Request –
Report every line in the listing below where the string "emission" shows up.

################

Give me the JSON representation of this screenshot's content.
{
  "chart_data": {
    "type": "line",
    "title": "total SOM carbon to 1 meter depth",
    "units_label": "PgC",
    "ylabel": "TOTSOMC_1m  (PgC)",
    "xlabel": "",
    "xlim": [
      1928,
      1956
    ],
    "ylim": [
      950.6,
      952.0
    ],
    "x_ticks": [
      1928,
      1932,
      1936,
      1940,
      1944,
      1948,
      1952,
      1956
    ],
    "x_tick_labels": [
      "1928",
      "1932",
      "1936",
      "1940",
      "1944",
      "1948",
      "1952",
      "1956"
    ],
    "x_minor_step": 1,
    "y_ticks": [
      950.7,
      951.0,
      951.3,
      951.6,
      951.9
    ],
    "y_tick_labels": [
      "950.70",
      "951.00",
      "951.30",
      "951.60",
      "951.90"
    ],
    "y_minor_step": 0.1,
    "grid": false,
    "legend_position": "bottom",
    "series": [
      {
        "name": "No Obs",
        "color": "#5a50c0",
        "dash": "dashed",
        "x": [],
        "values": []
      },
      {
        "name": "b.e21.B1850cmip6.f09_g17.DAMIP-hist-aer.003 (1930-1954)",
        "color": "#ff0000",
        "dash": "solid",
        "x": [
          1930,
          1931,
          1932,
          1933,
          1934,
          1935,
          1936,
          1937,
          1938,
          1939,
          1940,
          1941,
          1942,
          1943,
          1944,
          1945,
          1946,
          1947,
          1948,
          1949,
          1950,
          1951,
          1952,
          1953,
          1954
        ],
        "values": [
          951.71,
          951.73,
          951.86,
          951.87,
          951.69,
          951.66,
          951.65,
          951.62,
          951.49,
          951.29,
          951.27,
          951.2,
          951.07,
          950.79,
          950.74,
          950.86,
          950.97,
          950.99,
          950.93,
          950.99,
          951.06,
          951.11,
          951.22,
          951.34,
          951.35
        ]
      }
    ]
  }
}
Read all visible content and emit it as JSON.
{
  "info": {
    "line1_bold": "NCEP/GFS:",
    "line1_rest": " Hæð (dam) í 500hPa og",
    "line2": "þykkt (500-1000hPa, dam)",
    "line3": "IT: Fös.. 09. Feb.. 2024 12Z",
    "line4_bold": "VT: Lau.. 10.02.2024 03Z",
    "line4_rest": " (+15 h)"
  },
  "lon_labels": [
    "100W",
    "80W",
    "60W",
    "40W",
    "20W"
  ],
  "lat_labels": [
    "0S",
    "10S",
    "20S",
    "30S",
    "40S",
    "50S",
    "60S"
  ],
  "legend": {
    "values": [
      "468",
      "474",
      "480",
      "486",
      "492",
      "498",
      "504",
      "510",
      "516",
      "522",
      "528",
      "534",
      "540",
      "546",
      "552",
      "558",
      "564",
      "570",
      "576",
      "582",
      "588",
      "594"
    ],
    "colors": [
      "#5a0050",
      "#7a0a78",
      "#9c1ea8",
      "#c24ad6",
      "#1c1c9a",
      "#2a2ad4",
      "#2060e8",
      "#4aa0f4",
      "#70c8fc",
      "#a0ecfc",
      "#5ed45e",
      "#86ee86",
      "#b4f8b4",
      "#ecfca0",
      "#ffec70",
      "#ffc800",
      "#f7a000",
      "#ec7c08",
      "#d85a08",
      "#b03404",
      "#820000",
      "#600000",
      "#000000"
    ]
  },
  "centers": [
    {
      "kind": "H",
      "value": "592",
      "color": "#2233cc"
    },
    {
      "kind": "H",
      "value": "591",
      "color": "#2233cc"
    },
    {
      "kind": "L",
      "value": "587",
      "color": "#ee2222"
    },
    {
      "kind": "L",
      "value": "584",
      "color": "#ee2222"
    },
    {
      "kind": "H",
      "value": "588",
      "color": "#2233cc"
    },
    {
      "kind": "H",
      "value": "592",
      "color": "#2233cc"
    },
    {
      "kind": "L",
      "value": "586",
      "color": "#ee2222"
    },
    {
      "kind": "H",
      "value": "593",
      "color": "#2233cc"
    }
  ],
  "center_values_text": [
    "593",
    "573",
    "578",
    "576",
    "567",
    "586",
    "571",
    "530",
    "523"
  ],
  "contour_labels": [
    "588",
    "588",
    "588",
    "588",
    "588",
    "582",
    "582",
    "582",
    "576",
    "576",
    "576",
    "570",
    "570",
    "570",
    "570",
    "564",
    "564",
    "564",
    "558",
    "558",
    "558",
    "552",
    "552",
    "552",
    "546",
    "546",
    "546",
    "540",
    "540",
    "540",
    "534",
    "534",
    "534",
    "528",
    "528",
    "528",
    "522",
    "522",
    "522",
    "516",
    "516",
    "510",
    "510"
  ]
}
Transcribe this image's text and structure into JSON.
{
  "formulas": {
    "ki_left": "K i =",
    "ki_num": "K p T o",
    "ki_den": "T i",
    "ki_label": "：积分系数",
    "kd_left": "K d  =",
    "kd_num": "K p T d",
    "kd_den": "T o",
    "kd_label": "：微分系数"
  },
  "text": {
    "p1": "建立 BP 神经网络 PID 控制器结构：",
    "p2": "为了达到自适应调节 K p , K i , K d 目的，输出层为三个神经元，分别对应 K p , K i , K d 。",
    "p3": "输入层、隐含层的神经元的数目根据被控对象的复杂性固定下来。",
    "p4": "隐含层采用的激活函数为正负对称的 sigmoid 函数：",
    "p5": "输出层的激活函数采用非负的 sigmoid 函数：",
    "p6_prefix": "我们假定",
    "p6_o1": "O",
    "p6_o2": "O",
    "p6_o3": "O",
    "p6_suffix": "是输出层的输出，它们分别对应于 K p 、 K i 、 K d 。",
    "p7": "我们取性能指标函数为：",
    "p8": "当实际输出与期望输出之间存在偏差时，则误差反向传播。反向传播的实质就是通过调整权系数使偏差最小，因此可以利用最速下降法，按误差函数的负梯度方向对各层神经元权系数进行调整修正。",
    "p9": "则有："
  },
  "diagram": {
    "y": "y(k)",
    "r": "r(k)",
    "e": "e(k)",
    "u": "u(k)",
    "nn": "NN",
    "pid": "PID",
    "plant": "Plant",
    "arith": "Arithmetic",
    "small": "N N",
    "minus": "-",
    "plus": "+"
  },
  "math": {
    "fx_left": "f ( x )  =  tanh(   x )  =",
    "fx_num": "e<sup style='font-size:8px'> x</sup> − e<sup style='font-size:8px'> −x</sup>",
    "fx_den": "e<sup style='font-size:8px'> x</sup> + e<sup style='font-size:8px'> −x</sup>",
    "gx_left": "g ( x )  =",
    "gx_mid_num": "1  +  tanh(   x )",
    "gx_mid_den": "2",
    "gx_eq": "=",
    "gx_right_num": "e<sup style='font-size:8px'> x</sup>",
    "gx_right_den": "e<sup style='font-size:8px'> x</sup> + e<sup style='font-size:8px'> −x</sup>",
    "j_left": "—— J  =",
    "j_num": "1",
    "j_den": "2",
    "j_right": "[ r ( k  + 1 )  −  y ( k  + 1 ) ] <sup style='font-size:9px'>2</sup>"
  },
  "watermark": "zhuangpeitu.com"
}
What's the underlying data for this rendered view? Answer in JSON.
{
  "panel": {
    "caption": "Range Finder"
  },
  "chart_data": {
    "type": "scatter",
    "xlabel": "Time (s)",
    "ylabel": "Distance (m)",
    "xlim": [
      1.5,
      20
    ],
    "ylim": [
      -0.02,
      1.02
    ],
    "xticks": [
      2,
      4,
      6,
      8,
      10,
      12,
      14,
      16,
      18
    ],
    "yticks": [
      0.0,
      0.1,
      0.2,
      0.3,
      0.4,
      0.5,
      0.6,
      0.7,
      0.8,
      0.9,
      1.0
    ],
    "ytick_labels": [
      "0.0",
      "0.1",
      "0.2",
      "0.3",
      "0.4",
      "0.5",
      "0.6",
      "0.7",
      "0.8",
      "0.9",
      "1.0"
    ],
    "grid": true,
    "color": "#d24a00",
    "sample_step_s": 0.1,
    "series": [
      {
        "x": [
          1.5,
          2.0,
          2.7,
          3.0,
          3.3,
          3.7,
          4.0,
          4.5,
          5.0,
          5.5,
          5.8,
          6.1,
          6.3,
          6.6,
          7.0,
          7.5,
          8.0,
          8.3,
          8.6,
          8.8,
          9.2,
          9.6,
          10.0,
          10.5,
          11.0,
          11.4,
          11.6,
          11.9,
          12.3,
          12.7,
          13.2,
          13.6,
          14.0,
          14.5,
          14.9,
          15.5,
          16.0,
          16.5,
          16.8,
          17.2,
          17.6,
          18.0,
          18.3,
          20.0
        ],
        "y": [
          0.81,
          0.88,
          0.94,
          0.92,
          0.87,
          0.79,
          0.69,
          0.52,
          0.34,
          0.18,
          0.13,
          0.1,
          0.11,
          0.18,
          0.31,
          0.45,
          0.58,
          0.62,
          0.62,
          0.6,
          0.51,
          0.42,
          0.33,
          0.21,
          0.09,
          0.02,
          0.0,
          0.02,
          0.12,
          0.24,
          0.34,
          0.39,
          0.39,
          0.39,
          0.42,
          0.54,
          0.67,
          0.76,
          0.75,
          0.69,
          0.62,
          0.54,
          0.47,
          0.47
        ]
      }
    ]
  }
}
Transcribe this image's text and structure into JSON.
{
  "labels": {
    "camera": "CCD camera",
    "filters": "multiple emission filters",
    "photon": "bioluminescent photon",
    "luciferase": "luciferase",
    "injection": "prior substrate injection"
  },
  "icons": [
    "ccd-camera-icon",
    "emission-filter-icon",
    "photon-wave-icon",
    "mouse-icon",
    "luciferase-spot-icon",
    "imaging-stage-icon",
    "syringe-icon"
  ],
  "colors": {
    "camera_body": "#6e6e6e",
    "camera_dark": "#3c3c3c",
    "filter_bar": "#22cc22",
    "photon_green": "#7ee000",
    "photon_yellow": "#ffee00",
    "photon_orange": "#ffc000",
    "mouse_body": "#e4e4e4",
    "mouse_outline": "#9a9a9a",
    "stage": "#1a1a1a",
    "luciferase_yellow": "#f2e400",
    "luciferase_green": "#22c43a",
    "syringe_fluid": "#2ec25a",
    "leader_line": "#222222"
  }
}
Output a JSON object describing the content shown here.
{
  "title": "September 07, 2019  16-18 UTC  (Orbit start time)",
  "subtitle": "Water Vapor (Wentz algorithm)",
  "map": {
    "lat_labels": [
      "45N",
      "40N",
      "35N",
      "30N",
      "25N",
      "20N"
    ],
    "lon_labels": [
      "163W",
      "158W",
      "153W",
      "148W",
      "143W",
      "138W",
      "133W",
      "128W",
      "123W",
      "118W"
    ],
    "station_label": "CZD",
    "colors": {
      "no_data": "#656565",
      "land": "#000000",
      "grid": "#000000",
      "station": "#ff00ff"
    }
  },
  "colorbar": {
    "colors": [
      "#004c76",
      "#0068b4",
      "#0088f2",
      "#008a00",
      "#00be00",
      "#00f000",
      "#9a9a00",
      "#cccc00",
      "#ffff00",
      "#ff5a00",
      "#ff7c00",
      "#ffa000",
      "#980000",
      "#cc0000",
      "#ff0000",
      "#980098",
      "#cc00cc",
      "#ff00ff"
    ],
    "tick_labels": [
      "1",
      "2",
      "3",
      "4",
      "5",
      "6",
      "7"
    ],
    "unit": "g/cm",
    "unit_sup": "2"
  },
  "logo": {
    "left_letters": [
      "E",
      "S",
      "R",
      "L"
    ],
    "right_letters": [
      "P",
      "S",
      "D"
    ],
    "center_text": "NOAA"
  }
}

################

Task solution –
    "filters": "multiple emission filters",
    "emission-filter-icon",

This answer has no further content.